■ Required work
From the entries below, gather each line containing the word "text".

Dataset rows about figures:
## Start
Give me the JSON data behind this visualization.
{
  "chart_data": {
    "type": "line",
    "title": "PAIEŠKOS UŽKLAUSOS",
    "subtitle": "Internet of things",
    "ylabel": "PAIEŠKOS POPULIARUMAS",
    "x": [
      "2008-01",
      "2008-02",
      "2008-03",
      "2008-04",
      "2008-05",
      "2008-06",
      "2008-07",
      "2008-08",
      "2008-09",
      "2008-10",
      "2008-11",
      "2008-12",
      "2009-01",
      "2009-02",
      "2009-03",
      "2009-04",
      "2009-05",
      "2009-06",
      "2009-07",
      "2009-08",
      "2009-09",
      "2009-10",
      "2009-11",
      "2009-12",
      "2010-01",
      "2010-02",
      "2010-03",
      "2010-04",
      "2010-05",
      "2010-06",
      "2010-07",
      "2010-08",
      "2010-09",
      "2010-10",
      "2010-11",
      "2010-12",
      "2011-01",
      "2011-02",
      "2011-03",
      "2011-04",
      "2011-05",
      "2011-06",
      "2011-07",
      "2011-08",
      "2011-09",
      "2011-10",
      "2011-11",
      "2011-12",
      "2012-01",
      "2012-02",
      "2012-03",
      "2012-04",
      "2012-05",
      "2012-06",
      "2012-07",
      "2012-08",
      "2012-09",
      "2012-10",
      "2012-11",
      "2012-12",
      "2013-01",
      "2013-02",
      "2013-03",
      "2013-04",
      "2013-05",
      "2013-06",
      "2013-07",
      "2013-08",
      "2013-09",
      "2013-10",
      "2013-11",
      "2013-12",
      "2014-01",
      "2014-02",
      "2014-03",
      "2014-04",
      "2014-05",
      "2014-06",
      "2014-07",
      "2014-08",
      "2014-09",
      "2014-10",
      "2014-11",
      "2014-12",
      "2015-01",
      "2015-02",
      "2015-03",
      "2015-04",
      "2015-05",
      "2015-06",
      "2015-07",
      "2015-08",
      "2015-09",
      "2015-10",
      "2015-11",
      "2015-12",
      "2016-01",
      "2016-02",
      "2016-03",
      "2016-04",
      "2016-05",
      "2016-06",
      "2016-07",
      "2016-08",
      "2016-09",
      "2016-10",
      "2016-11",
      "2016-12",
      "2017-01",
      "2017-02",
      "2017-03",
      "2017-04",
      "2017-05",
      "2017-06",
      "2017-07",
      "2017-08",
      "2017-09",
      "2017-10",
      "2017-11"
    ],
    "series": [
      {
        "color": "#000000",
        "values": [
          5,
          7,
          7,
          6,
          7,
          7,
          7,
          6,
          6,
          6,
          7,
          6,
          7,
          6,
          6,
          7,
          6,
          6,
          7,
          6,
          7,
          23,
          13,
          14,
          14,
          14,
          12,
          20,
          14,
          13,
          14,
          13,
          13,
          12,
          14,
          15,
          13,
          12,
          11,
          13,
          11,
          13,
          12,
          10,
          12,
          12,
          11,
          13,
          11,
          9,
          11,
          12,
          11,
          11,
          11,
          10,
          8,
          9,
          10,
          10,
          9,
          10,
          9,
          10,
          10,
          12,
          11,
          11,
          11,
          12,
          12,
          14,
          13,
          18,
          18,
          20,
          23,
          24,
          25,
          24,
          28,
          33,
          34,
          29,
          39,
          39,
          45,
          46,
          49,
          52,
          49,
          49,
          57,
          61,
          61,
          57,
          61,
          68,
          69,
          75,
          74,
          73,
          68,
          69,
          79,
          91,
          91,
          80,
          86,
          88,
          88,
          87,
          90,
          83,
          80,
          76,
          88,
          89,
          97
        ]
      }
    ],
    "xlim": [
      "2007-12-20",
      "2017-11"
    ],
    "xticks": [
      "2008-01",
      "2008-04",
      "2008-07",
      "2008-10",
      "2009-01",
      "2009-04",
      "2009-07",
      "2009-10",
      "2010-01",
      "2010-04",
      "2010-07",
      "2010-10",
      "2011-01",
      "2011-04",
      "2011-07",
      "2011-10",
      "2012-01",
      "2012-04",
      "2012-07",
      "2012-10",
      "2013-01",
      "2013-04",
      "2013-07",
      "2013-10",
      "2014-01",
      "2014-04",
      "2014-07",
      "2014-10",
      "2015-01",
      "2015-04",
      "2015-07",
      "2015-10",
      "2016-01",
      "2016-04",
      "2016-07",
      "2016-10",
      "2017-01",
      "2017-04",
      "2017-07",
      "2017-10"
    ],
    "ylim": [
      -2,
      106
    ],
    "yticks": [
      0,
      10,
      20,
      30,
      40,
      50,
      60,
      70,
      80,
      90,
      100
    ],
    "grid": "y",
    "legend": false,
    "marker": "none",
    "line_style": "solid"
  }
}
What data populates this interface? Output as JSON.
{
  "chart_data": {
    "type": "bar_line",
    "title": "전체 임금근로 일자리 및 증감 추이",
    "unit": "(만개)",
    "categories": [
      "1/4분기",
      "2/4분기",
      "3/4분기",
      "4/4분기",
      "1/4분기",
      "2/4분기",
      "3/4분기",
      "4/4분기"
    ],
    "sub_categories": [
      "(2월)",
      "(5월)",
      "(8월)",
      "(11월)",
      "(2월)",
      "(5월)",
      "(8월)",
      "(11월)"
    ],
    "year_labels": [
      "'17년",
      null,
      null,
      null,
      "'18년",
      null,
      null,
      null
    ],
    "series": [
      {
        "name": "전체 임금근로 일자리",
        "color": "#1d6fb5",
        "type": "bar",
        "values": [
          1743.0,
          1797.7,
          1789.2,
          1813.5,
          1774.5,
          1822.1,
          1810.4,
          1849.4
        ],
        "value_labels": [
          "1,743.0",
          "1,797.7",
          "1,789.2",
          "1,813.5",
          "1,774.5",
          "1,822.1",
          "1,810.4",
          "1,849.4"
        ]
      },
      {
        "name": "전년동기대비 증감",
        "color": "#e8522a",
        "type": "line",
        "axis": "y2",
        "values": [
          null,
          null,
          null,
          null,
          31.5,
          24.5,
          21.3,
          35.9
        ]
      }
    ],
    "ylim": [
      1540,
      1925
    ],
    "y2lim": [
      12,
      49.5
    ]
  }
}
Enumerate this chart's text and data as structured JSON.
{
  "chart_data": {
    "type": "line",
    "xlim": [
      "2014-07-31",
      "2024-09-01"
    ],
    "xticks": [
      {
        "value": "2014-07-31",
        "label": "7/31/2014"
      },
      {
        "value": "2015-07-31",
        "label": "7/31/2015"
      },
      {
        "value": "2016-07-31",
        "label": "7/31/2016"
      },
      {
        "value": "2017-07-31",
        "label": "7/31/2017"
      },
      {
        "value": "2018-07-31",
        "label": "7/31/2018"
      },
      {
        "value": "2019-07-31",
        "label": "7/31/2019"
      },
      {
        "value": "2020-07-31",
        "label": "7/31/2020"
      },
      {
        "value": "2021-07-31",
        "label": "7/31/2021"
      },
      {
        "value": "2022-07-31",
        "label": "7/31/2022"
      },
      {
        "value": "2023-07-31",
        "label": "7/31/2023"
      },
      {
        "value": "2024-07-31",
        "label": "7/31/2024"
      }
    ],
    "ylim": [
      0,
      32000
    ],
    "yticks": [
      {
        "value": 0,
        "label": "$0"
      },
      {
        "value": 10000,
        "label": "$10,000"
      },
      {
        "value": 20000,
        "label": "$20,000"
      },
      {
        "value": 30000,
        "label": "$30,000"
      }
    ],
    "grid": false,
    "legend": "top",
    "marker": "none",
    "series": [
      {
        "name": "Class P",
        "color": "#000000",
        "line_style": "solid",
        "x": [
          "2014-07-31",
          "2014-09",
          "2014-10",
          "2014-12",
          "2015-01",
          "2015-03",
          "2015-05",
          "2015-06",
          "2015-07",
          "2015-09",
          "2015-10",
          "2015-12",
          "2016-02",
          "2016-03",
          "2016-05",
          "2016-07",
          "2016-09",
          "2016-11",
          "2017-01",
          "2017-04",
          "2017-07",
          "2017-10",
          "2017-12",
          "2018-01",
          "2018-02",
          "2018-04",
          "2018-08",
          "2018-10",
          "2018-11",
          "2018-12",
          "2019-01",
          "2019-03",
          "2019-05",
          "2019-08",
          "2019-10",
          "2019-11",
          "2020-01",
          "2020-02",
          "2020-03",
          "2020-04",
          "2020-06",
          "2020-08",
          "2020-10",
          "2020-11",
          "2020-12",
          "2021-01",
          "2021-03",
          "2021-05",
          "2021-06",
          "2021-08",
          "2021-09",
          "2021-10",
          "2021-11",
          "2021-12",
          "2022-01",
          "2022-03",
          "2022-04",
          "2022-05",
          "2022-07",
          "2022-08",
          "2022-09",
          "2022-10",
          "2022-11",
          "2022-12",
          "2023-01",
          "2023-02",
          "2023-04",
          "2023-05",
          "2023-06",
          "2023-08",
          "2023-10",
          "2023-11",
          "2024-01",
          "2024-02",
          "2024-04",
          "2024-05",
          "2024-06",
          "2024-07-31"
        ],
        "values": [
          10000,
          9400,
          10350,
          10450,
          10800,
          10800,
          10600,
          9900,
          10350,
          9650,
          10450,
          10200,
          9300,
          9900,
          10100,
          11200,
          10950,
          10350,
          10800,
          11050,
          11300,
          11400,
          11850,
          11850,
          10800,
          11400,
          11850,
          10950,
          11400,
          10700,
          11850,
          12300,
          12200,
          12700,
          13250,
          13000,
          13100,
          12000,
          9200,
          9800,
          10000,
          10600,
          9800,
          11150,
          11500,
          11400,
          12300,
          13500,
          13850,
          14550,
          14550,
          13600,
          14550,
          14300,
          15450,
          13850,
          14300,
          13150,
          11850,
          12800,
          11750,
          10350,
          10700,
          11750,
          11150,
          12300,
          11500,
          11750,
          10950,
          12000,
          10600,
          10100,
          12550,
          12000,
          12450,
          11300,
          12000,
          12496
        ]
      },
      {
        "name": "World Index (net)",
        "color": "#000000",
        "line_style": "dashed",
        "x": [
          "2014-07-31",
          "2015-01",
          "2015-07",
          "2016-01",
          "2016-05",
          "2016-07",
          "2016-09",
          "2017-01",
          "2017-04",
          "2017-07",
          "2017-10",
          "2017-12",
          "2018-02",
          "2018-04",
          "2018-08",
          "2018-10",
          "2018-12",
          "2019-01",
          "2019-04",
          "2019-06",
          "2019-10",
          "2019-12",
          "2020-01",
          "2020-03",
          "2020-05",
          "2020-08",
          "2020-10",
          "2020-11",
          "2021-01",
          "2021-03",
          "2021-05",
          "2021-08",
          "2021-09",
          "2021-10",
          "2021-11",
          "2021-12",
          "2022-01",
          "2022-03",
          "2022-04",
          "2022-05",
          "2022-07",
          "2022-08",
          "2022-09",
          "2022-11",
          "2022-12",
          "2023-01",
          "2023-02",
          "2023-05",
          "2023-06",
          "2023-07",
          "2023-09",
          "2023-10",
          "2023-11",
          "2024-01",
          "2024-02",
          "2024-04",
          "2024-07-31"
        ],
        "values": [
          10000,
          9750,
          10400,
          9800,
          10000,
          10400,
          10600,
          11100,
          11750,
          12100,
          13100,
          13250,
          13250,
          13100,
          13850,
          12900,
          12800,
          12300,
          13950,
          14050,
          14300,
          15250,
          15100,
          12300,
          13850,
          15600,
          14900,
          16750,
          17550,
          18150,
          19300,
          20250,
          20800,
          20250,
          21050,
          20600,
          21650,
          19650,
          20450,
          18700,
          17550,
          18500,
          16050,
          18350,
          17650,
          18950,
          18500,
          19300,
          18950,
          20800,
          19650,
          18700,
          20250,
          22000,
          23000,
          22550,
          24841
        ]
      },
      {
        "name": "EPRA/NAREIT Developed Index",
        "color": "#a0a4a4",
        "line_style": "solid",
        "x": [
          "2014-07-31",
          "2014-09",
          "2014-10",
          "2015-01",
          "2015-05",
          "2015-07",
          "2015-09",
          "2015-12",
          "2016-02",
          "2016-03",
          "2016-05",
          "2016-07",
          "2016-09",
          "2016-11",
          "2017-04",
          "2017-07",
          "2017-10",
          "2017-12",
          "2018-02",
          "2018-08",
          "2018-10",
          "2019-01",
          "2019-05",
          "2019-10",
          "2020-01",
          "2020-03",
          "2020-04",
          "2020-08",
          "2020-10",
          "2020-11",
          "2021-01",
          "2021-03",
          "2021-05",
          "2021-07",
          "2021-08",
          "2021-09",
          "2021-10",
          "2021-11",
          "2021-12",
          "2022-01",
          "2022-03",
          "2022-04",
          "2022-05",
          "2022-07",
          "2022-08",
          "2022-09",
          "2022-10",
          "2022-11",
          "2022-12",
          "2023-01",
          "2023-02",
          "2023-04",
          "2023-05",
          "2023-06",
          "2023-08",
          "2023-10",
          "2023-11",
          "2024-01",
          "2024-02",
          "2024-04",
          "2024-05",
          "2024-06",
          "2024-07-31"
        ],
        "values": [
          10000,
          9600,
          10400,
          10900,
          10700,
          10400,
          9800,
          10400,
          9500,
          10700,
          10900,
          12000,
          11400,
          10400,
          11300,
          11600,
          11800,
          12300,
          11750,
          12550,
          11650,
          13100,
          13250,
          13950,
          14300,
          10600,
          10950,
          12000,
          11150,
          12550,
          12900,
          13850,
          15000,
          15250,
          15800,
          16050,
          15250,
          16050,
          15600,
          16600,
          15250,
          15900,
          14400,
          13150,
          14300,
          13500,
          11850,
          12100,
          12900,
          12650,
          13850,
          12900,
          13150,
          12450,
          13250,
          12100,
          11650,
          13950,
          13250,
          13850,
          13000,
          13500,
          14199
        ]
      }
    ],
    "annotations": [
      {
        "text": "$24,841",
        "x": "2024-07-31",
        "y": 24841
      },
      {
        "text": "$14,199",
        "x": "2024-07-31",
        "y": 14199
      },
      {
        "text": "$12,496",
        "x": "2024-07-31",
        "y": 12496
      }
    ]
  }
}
## End
■ Result of the exercise
Enumerate this chart's text and data as structured JSON.
        "text": "$24,841",
        "text": "$14,199",
        "text": "$12,496",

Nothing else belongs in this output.